* _WHAT TO DO_
Print the complete set of entries exactly.

* _MATERIAL PROVIDED_

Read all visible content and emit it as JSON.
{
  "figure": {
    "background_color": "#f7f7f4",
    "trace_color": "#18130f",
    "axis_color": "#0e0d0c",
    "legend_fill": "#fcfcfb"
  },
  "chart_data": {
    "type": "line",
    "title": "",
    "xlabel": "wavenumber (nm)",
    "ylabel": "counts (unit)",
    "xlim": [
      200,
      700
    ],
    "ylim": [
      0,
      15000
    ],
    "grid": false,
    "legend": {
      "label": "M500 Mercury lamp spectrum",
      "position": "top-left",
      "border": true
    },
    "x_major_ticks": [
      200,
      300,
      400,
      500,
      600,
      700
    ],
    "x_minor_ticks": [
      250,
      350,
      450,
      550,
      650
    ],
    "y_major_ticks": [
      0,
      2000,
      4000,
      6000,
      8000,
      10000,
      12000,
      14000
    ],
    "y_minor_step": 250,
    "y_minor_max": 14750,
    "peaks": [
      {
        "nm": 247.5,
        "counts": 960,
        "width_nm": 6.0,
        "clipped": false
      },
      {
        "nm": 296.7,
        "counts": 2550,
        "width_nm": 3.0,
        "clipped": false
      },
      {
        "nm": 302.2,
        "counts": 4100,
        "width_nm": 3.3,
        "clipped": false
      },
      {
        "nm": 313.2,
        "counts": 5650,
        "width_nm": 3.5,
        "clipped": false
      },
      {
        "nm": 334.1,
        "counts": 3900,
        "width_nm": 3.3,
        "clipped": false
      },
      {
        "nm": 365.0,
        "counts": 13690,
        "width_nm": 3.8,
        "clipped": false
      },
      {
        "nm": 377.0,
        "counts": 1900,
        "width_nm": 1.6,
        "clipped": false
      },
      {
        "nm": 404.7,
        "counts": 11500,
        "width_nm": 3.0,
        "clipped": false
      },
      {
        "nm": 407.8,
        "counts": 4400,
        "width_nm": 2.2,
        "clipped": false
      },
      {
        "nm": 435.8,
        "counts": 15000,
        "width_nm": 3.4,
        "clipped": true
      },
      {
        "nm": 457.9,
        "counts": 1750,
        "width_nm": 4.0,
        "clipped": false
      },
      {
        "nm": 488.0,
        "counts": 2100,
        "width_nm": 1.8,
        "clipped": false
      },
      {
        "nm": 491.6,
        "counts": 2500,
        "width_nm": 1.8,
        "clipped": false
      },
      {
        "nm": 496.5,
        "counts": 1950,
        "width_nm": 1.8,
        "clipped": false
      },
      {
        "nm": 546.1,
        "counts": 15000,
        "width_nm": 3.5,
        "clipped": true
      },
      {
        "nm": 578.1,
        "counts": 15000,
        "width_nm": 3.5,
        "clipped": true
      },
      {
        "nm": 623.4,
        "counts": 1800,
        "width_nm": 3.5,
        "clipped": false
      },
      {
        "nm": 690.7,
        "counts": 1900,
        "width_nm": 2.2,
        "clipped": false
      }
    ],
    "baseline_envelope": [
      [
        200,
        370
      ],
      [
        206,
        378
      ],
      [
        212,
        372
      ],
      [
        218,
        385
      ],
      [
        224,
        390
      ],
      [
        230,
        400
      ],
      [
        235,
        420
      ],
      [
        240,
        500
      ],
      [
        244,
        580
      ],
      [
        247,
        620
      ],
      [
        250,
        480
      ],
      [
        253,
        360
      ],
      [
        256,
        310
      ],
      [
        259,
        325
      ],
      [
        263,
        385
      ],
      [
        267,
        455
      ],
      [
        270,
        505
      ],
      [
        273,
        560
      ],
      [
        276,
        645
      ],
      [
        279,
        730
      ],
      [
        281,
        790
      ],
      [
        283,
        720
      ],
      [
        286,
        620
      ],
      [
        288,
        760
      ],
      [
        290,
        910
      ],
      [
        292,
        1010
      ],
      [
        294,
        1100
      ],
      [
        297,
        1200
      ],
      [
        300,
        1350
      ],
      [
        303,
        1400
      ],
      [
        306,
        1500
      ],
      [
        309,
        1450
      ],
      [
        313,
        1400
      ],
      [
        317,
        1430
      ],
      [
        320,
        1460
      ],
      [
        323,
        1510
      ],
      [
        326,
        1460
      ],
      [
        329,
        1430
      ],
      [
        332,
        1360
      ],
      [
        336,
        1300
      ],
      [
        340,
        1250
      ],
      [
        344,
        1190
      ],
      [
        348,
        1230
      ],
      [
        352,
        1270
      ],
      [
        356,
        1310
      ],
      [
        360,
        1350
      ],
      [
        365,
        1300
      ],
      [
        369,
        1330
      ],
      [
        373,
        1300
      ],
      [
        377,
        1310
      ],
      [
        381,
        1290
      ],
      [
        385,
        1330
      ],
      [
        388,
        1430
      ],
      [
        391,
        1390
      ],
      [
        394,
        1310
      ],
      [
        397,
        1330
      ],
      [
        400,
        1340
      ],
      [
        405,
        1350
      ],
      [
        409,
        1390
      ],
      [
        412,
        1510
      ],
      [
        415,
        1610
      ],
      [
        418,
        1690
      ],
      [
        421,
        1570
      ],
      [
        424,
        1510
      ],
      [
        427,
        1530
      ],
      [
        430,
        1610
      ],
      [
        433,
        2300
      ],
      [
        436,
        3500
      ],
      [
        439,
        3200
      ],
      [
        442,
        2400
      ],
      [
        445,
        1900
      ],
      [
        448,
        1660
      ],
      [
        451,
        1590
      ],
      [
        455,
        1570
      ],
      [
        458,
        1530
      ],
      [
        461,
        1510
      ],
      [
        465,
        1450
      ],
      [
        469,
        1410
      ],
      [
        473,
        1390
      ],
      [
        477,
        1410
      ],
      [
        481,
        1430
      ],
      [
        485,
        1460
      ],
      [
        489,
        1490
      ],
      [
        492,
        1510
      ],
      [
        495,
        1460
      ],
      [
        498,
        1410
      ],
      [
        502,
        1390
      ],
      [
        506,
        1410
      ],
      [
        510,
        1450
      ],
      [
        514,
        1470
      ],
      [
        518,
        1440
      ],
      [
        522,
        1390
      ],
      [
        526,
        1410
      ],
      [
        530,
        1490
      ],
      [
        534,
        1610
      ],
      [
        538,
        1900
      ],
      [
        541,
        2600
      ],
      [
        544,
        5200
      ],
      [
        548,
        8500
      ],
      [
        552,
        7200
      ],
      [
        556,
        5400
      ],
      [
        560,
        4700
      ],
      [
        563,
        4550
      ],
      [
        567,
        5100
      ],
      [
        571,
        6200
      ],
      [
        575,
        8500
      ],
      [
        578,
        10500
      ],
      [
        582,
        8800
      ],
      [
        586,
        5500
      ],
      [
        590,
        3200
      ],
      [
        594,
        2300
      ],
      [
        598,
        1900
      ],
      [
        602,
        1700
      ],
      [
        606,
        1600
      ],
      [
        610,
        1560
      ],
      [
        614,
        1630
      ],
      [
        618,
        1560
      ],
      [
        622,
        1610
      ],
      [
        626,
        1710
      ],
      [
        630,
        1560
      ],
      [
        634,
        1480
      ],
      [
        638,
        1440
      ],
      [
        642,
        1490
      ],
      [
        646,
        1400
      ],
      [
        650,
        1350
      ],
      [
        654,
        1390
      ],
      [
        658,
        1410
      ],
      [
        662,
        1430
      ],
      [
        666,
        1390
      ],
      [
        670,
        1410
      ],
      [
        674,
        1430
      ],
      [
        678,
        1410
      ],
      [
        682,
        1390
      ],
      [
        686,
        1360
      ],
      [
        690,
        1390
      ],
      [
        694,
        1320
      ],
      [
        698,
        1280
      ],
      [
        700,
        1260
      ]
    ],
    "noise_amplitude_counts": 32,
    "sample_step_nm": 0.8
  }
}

* _SOLUTION TO THIS TASK_
Read all visible content and emit it as JSON.
{
  "figure": {
    "background_color": "#f7f7f4",
    "trace_color": "#18130f",
    "axis_color": "#0e0d0c",
    "legend_fill": "#fcfcfb"
  },
  "chart_data": {
    "type": "line",
    "title": "",
    "xlabel": "wavenumber (nm)",
    "ylabel": "counts (unit)",
    "xlim": [
      200,
      700
    ],
    "ylim": [
      0,
      15000
    ],
    "grid": false,
    "legend": {
      "label": "M500 Mercury lamp spectrum",
      "position": "top-left",
      "border": true
    },
    "x_major_ticks": [
      200,
      300,
      400,
      500,
      600,
      700
    ],
    "x_minor_ticks": [
      250,
      350,
      450,
      550,
      650
    ],
    "y_major_ticks": [
      0,
      2000,
      4000,
      6000,
      8000,
      10000,
      12000,
      14000
    ],
    "y_minor_step": 250,
    "y_minor_max": 14750,
    "peaks": [
      {
        "nm": 247.5,
        "counts": 960,
        "width_nm": 6.0,
        "clipped": false
      },
      {
        "nm": 296.7,
        "counts": 2550,
        "width_nm": 3.0,
        "clipped": false
      },
      {
        "nm": 302.2,
        "counts": 4100,
        "width_nm": 3.3,
        "clipped": false
      },
      {
        "nm": 313.2,
        "counts": 5650,
        "width_nm": 3.5,
        "clipped": false
      },
      {
        "nm": 334.1,
        "counts": 3900,
        "width_nm": 3.3,
        "clipped": false
      },
      {
        "nm": 365.0,
        "counts": 13690,
        "width_nm": 3.8,
        "clipped": false
      },
      {
        "nm": 377.0,
        "counts": 1900,
        "width_nm": 1.6,
        "clipped": false
      },
      {
        "nm": 404.7,
        "counts": 11500,
        "width_nm": 3.0,
        "clipped": false
      },
      {
        "nm": 407.8,
        "counts": 4400,
        "width_nm": 2.2,
        "clipped": false
      },
      {
        "nm": 435.8,
        "counts": 15000,
        "width_nm": 3.4,
        "clipped": true
      },
      {
        "nm": 457.9,
        "counts": 1750,
        "width_nm": 4.0,
        "clipped": false
      },
      {
        "nm": 488.0,
        "counts": 2100,
        "width_nm": 1.8,
        "clipped": false
      },
      {
        "nm": 491.6,
        "counts": 2500,
        "width_nm": 1.8,
        "clipped": false
      },
      {
        "nm": 496.5,
        "counts": 1950,
        "width_nm": 1.8,
        "clipped": false
      },
      {
        "nm": 546.1,
        "counts": 15000,
        "width_nm": 3.5,
        "clipped": true
      },
      {
        "nm": 578.1,
        "counts": 15000,
        "width_nm": 3.5,
        "clipped": true
      },
      {
        "nm": 623.4,
        "counts": 1800,
        "width_nm": 3.5,
        "clipped": false
      },
      {
        "nm": 690.7,
        "counts": 1900,
        "width_nm": 2.2,
        "clipped": false
      }
    ],
    "baseline_envelope": [
      [
        200,
        370
      ],
      [
        206,
        378
      ],
      [
        212,
        372
      ],
      [
        218,
        385
      ],
      [
        224,
        390
      ],
      [
        230,
        400
      ],
      [
        235,
        420
      ],
      [
        240,
        500
      ],
      [
        244,
        580
      ],
      [
        247,
        620
      ],
      [
        250,
        480
      ],
      [
        253,
        360
      ],
      [
        256,
        310
      ],
      [
        259,
        325
      ],
      [
        263,
        385
      ],
      [
        267,
        455
      ],
      [
        270,
        505
      ],
      [
        273,
        560
      ],
      [
        276,
        645
      ],
      [
        279,
        730
      ],
      [
        281,
        790
      ],
      [
        283,
        720
      ],
      [
        286,
        620
      ],
      [
        288,
        760
      ],
      [
        290,
        910
      ],
      [
        292,
        1010
      ],
      [
        294,
        1100
      ],
      [
        297,
        1200
      ],
      [
        300,
        1350
      ],
      [
        303,
        1400
      ],
      [
        306,
        1500
      ],
      [
        309,
        1450
      ],
      [
        313,
        1400
      ],
      [
        317,
        1430
      ],
      [
        320,
        1460
      ],
      [
        323,
        1510
      ],
      [
        326,
        1460
      ],
      [
        329,
        1430
      ],
      [
        332,
        1360
      ],
      [
        336,
        1300
      ],
      [
        340,
        1250
      ],
      [
        344,
        1190
      ],
      [
        348,
        1230
      ],
      [
        352,
        1270
      ],
      [
        356,
        1310
      ],
      [
        360,
        1350
      ],
      [
        365,
        1300
      ],
      [
        369,
        1330
      ],
      [
        373,
        1300
      ],
      [
        377,
        1310
      ],
      [
        381,
        1290
      ],
      [
        385,
        1330
      ],
      [
        388,
        1430
      ],
      [
        391,
        1390
      ],
      [
        394,
        1310
      ],
      [
        397,
        1330
      ],
      [
        400,
        1340
      ],
      [
        405,
        1350
      ],
      [
        409,
        1390
      ],
      [
        412,
        1510
      ],
      [
        415,
        1610
      ],
      [
        418,
        1690
      ],
      [
        421,
        1570
      ],
      [
        424,
        1510
      ],
      [
        427,
        1530
      ],
      [
        430,
        1610
      ],
      [
        433,
        2300
      ],
      [
        436,
        3500
      ],
      [
        439,
        3200
      ],
      [
        442,
        2400
      ],
      [
        445,
        1900
      ],
      [
        448,
        1660
      ],
      [
        451,
        1590
      ],
      [
        455,
        1570
      ],
      [
        458,
        1530
      ],
      [
        461,
        1510
      ],
      [
        465,
        1450
      ],
      [
        469,
        1410
      ],
      [
        473,
        1390
      ],
      [
        477,
        1410
      ],
      [
        481,
        1430
      ],
      [
        485,
        1460
      ],
      [
        489,
        1490
      ],
      [
        492,
        1510
      ],
      [
        495,
        1460
      ],
      [
        498,
        1410
      ],
      [
        502,
        1390
      ],
      [
        506,
        1410
      ],
      [
        510,
        1450
      ],
      [
        514,
        1470
      ],
      [
        518,
        1440
      ],
      [
        522,
        1390
      ],
      [
        526,
        1410
      ],
      [
        530,
        1490
      ],
      [
        534,
        1610
      ],
      [
        538,
        1900
      ],
      [
        541,
        2600
      ],
      [
        544,
        5200
      ],
      [
        548,
        8500
      ],
      [
        552,
        7200
      ],
      [
        556,
        5400
      ],
      [
        560,
        4700
      ],
      [
        563,
        4550
      ],
      [
        567,
        5100
      ],
      [
        571,
        6200
      ],
      [
        575,
        8500
      ],
      [
        578,
        10500
      ],
      [
        582,
        8800
      ],
      [
        586,
        5500
      ],
      [
        590,
        3200
      ],
      [
        594,
        2300
      ],
      [
        598,
        1900
      ],
      [
        602,
        1700
      ],
      [
        606,
        1600
      ],
      [
        610,
        1560
      ],
      [
        614,
        1630
      ],
      [
        618,
        1560
      ],
      [
        622,
        1610
      ],
      [
        626,
        1710
      ],
      [
        630,
        1560
      ],
      [
        634,
        1480
      ],
      [
        638,
        1440
      ],
      [
        642,
        1490
      ],
      [
        646,
        1400
      ],
      [
        650,
        1350
      ],
      [
        654,
        1390
      ],
      [
        658,
        1410
      ],
      [
        662,
        1430
      ],
      [
        666,
        1390
      ],
      [
        670,
        1410
      ],
      [
        674,
        1430
      ],
      [
        678,
        1410
      ],
      [
        682,
        1390
      ],
      [
        686,
        1360
      ],
      [
        690,
        1390
      ],
      [
        694,
        1320
      ],
      [
        698,
        1280
      ],
      [
        700,
        1260
      ]
    ],
    "noise_amplitude_counts": 32,
    "sample_step_nm": 0.8
  }
}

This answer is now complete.